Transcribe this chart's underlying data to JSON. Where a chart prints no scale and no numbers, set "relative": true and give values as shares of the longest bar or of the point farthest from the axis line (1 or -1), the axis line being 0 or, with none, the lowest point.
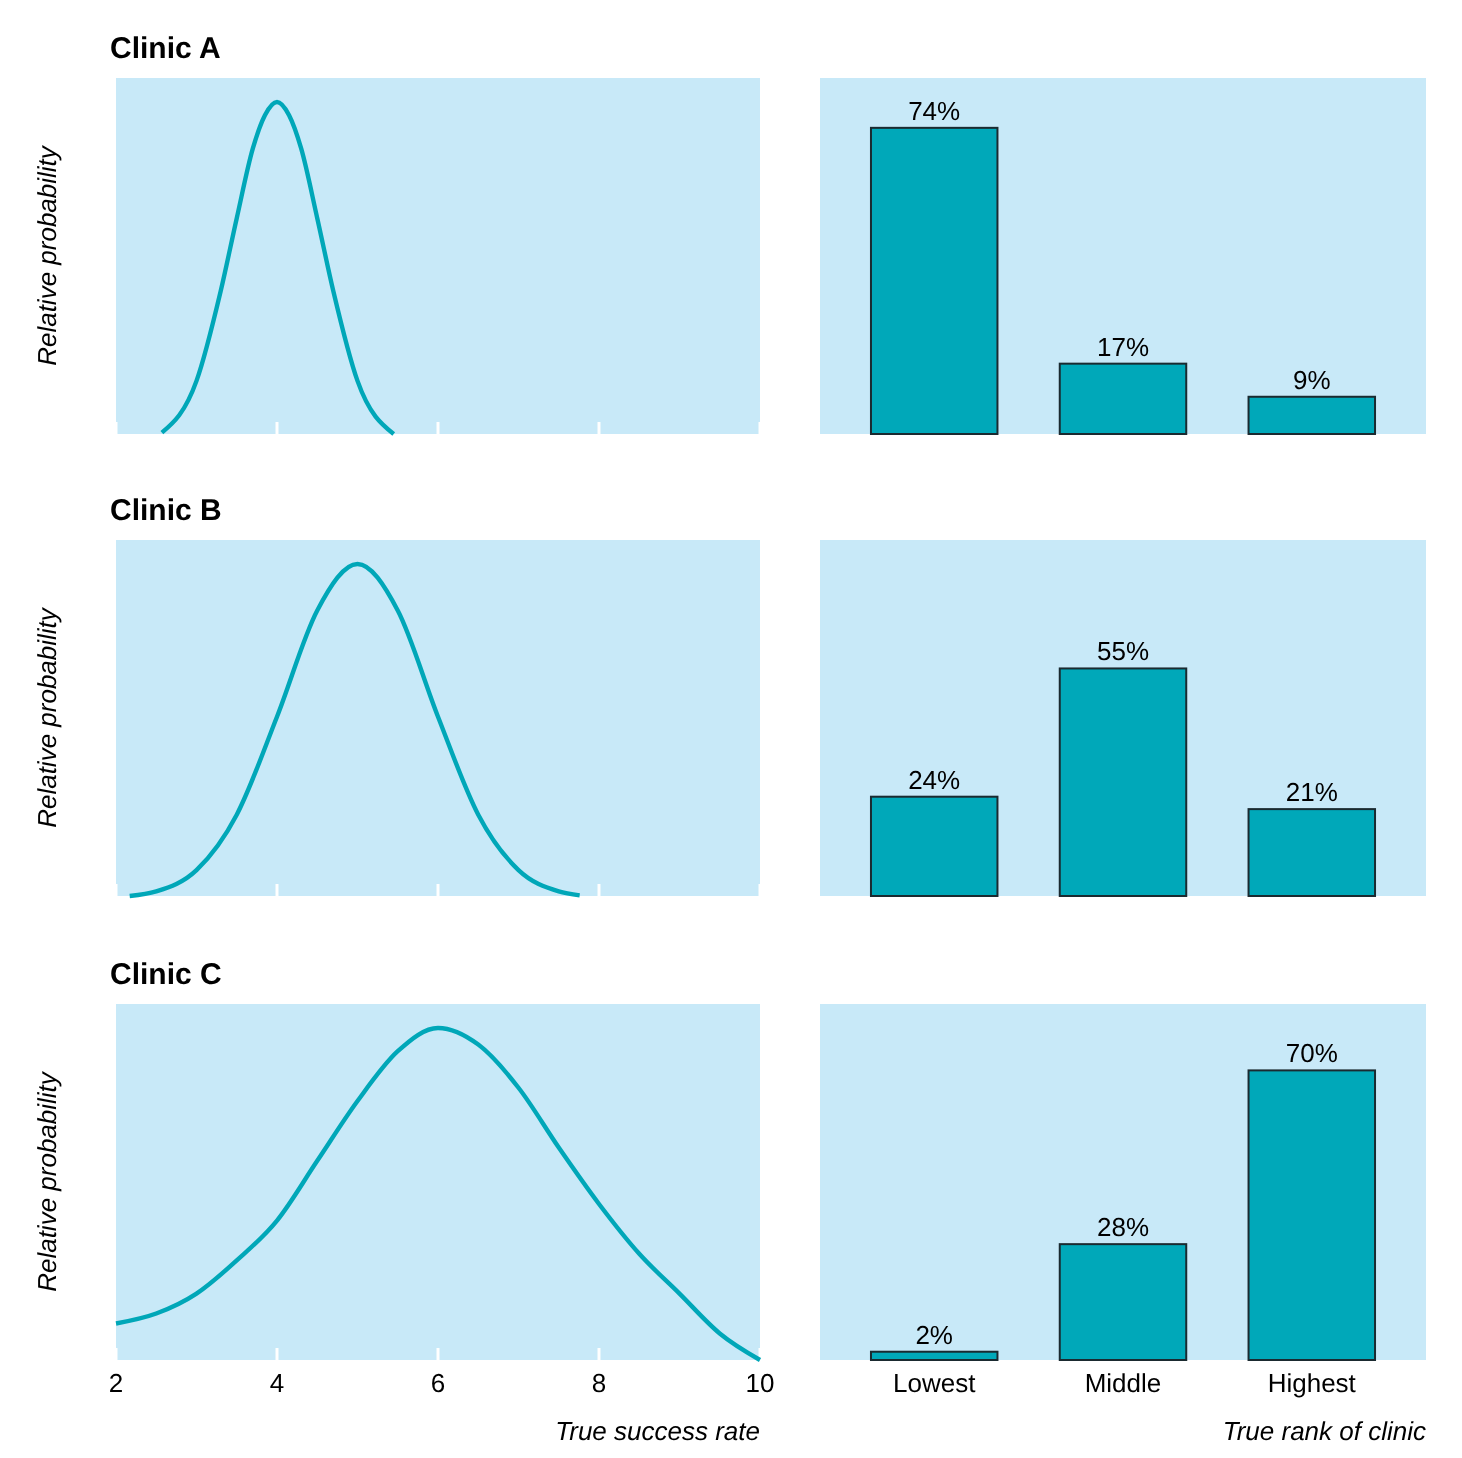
{
  "chart_data": [
    {
      "type": "line",
      "title": "Clinic A",
      "ylabel": "Relative probability",
      "relative": true,
      "x": [
        2.57,
        3.0,
        3.3,
        3.5,
        3.7,
        3.85,
        4.0,
        4.15,
        4.3,
        4.5,
        4.7,
        5.0,
        5.45
      ],
      "series": [
        {
          "color": "#00a7b8",
          "values": [
            0.004,
            0.16,
            0.43,
            0.65,
            0.86,
            0.96,
            1,
            0.96,
            0.86,
            0.65,
            0.43,
            0.16,
            0
          ]
        }
      ],
      "xlim": [
        2,
        10
      ],
      "xticks": [
        2,
        4,
        6,
        8,
        10
      ],
      "tick_labels": false
    },
    {
      "type": "bar",
      "categories": [
        null,
        null,
        null
      ],
      "values": [
        74,
        17,
        9
      ],
      "value_labels": [
        "74%",
        "17%",
        "9%"
      ],
      "color": "#00a8b9",
      "tick_labels": false
    },
    {
      "type": "line",
      "title": "Clinic B",
      "ylabel": "Relative probability",
      "relative": true,
      "x": [
        2.17,
        2.5,
        3,
        3.5,
        4,
        4.5,
        5,
        5.5,
        6,
        6.5,
        7,
        7.5,
        7.76
      ],
      "series": [
        {
          "color": "#00a7b8",
          "values": [
            0,
            0.014,
            0.078,
            0.245,
            0.54,
            0.86,
            1,
            0.86,
            0.54,
            0.245,
            0.078,
            0.014,
            0.002
          ]
        }
      ],
      "xlim": [
        2,
        10
      ],
      "xticks": [
        2,
        4,
        6,
        8,
        10
      ],
      "tick_labels": false
    },
    {
      "type": "bar",
      "categories": [
        null,
        null,
        null
      ],
      "values": [
        24,
        55,
        21
      ],
      "value_labels": [
        "24%",
        "55%",
        "21%"
      ],
      "color": "#00a8b9",
      "tick_labels": false
    },
    {
      "type": "line",
      "title": "Clinic C",
      "ylabel": "Relative probability",
      "xlabel": "True success rate",
      "relative": true,
      "x": [
        2,
        2.5,
        3,
        3.5,
        4,
        4.5,
        5,
        5.5,
        6,
        6.5,
        7,
        7.5,
        8,
        8.5,
        9,
        9.5,
        10
      ],
      "series": [
        {
          "color": "#00a7b8",
          "values": [
            0.11,
            0.14,
            0.2,
            0.3,
            0.42,
            0.6,
            0.78,
            0.93,
            1,
            0.95,
            0.82,
            0.64,
            0.47,
            0.32,
            0.2,
            0.08,
            0
          ]
        }
      ],
      "xlim": [
        2,
        10
      ],
      "xticks": [
        2,
        4,
        6,
        8,
        10
      ],
      "tick_labels": "x"
    },
    {
      "type": "bar",
      "xlabel": "True rank of clinic",
      "categories": [
        "Lowest",
        "Middle",
        "Highest"
      ],
      "values": [
        2,
        28,
        70
      ],
      "value_labels": [
        "2%",
        "28%",
        "70%"
      ],
      "color": "#00a8b9",
      "tick_labels": "x"
    }
  ]
}
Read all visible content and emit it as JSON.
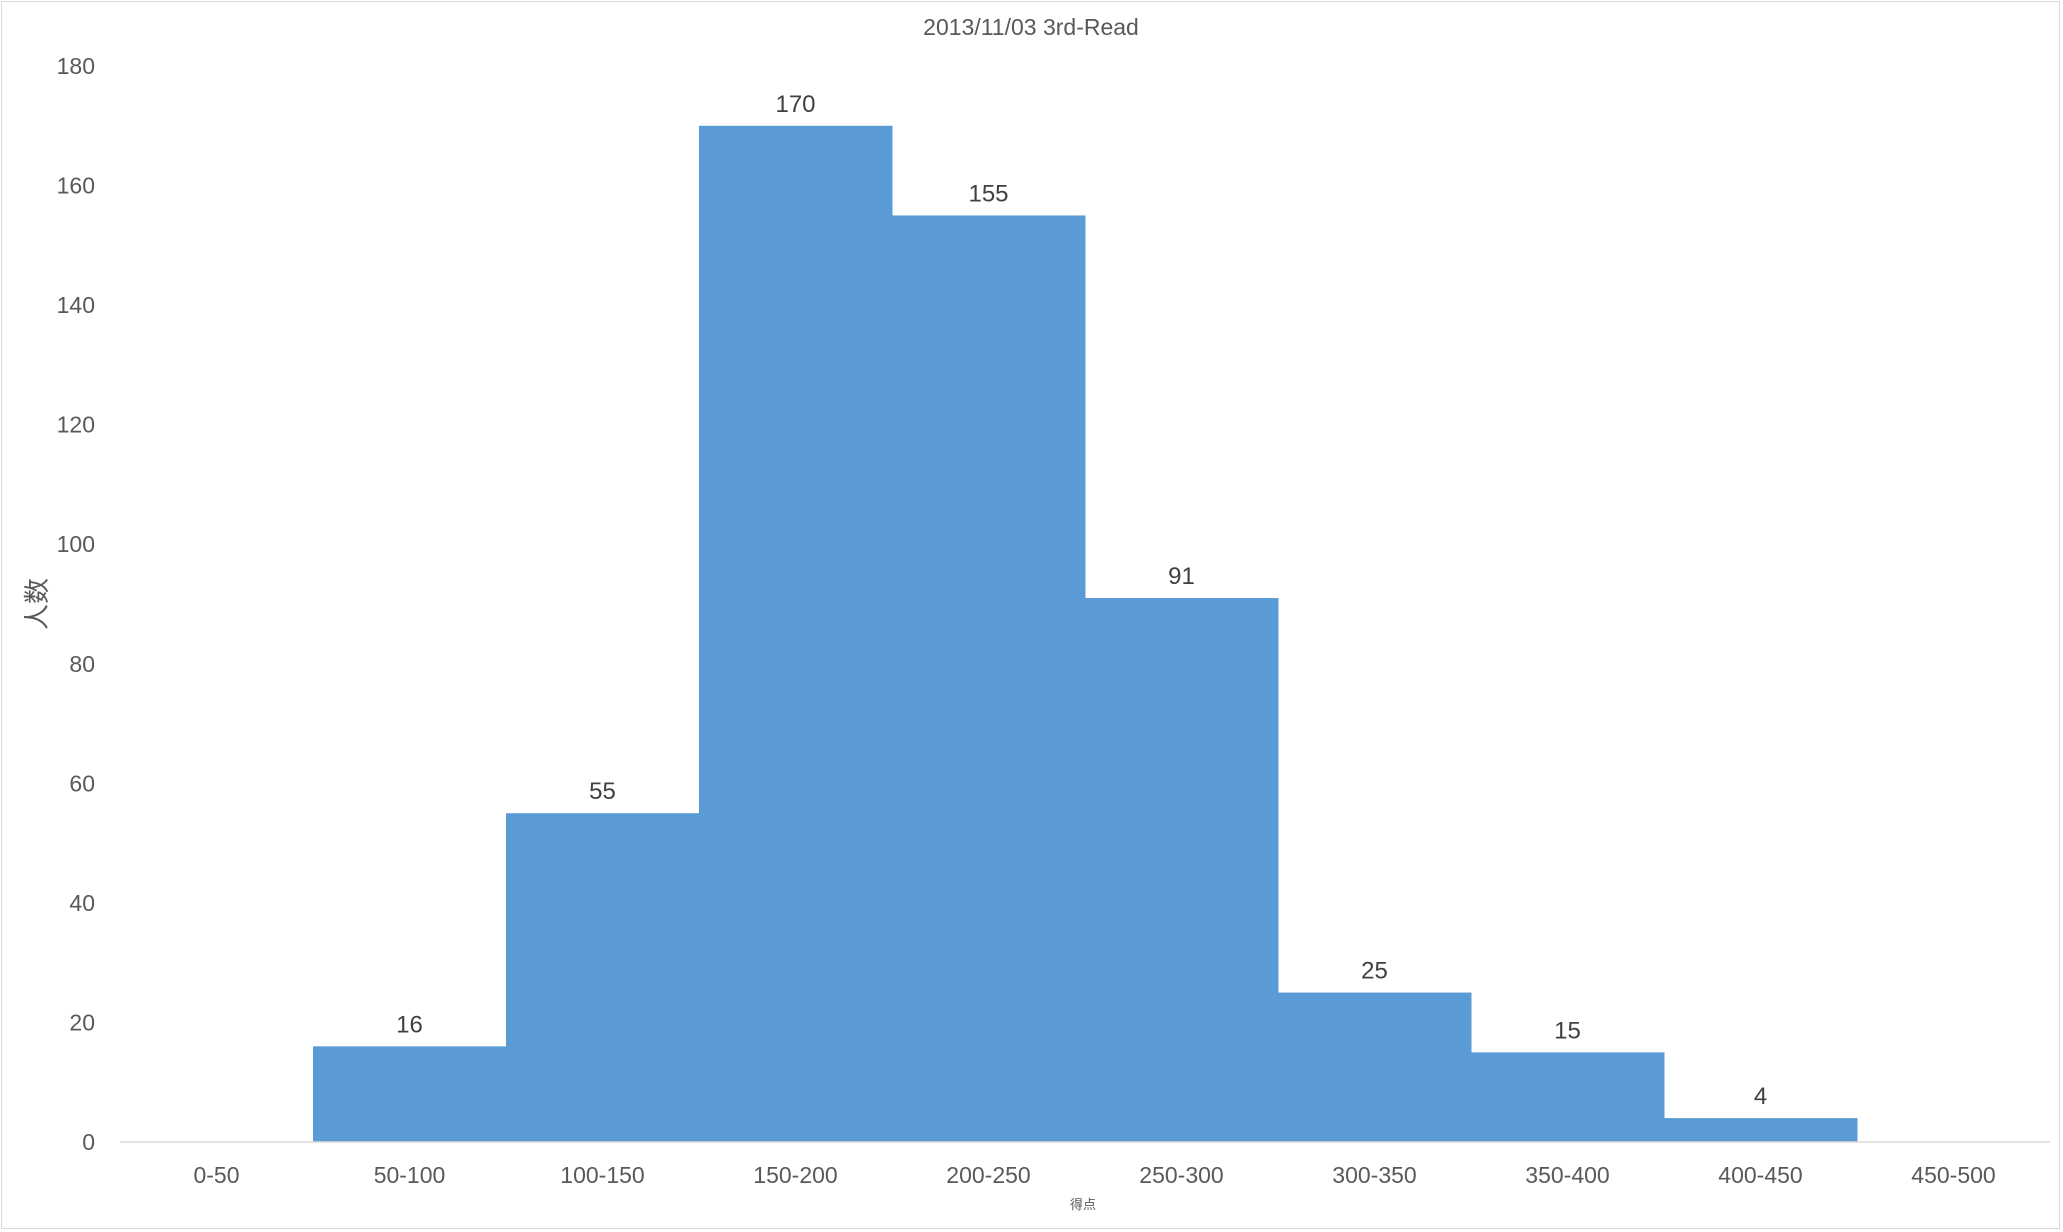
{
  "chart_data": {
    "type": "bar",
    "title": "2013/11/03 3rd-Read",
    "xlabel": "得点",
    "ylabel": "人数",
    "categories": [
      "0-50",
      "50-100",
      "100-150",
      "150-200",
      "200-250",
      "250-300",
      "300-350",
      "350-400",
      "400-450",
      "450-500"
    ],
    "series": [
      {
        "values": [
          0,
          16,
          55,
          170,
          155,
          91,
          25,
          15,
          4,
          0
        ]
      }
    ],
    "data_labels": [
      "",
      "16",
      "55",
      "170",
      "155",
      "91",
      "25",
      "15",
      "4",
      ""
    ],
    "yticks": [
      "0",
      "20",
      "40",
      "60",
      "80",
      "100",
      "120",
      "140",
      "160",
      "180"
    ],
    "ylim": [
      0,
      180
    ],
    "grid": false,
    "bar_gap": 0,
    "bar_color": "#5B9BD5"
  }
}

☆ ☆ ☆ ☆ ☆ ☆ ☆

Leave out the pictures and retype every line above exactly.

- _Solution to this problem_
Transcribe this chart's underlying data to JSON. Where a chart prints no scale and no numbers, set "relative": true and give values as shares of the longest bar or of the point farthest from the axis line (1 or -1), the axis line being 0 or, with none, the lowest point.
{
  "chart_data": [
    {
      "type": "line",
      "title": "Clinic A",
      "ylabel": "Relative probability",
      "relative": true,
      "x": [
        2.57,
        3.0,
        3.3,
        3.5,
        3.7,
        3.85,
        4.0,
        4.15,
        4.3,
        4.5,
        4.7,
        5.0,
        5.45
      ],
      "series": [
        {
          "color": "#00a7b8",
          "values": [
            0.004,
            0.16,
            0.43,
            0.65,
            0.86,
            0.96,
            1,
            0.96,
            0.86,
            0.65,
            0.43,
            0.16,
            0
          ]
        }
      ],
      "xlim": [
        2,
        10
      ],
      "xticks": [
        2,
        4,
        6,
        8,
        10
      ],
      "tick_labels": false
    },
    {
      "type": "bar",
      "categories": [
        null,
        null,
        null
      ],
      "values": [
        74,
        17,
        9
      ],
      "value_labels": [
        "74%",
        "17%",
        "9%"
      ],
      "color": "#00a8b9",
      "tick_labels": false
    },
    {
      "type": "line",
      "title": "Clinic B",
      "ylabel": "Relative probability",
      "relative": true,
      "x": [
        2.17,
        2.5,
        3,
        3.5,
        4,
        4.5,
        5,
        5.5,
        6,
        6.5,
        7,
        7.5,
        7.76
      ],
      "series": [
        {
          "color": "#00a7b8",
          "values": [
            0,
            0.014,
            0.078,
            0.245,
            0.54,
            0.86,
            1,
            0.86,
            0.54,
            0.245,
            0.078,
            0.014,
            0.002
          ]
        }
      ],
      "xlim": [
        2,
        10
      ],
      "xticks": [
        2,
        4,
        6,
        8,
        10
      ],
      "tick_labels": false
    },
    {
      "type": "bar",
      "categories": [
        null,
        null,
        null
      ],
      "values": [
        24,
        55,
        21
      ],
      "value_labels": [
        "24%",
        "55%",
        "21%"
      ],
      "color": "#00a8b9",
      "tick_labels": false
    },
    {
      "type": "line",
      "title": "Clinic C",
      "ylabel": "Relative probability",
      "xlabel": "True success rate",
      "relative": true,
      "x": [
        2,
        2.5,
        3,
        3.5,
        4,
        4.5,
        5,
        5.5,
        6,
        6.5,
        7,
        7.5,
        8,
        8.5,
        9,
        9.5,
        10
      ],
      "series": [
        {
          "color": "#00a7b8",
          "values": [
            0.11,
            0.14,
            0.2,
            0.3,
            0.42,
            0.6,
            0.78,
            0.93,
            1,
            0.95,
            0.82,
            0.64,
            0.47,
            0.32,
            0.2,
            0.08,
            0
          ]
        }
      ],
      "xlim": [
        2,
        10
      ],
      "xticks": [
        2,
        4,
        6,
        8,
        10
      ],
      "tick_labels": "x"
    },
    {
      "type": "bar",
      "xlabel": "True rank of clinic",
      "categories": [
        "Lowest",
        "Middle",
        "Highest"
      ],
      "values": [
        2,
        28,
        70
      ],
      "value_labels": [
        "2%",
        "28%",
        "70%"
      ],
      "color": "#00a8b9",
      "tick_labels": "x"
    }
  ]
}
Read all visible content and emit it as JSON.
{
  "chart_data": {
    "type": "bar",
    "title": "2013/11/03 3rd-Read",
    "xlabel": "得点",
    "ylabel": "人数",
    "categories": [
      "0-50",
      "50-100",
      "100-150",
      "150-200",
      "200-250",
      "250-300",
      "300-350",
      "350-400",
      "400-450",
      "450-500"
    ],
    "series": [
      {
        "values": [
          0,
          16,
          55,
          170,
          155,
          91,
          25,
          15,
          4,
          0
        ]
      }
    ],
    "data_labels": [
      "",
      "16",
      "55",
      "170",
      "155",
      "91",
      "25",
      "15",
      "4",
      ""
    ],
    "yticks": [
      "0",
      "20",
      "40",
      "60",
      "80",
      "100",
      "120",
      "140",
      "160",
      "180"
    ],
    "ylim": [
      0,
      180
    ],
    "grid": false,
    "bar_gap": 0,
    "bar_color": "#5B9BD5"
  }
}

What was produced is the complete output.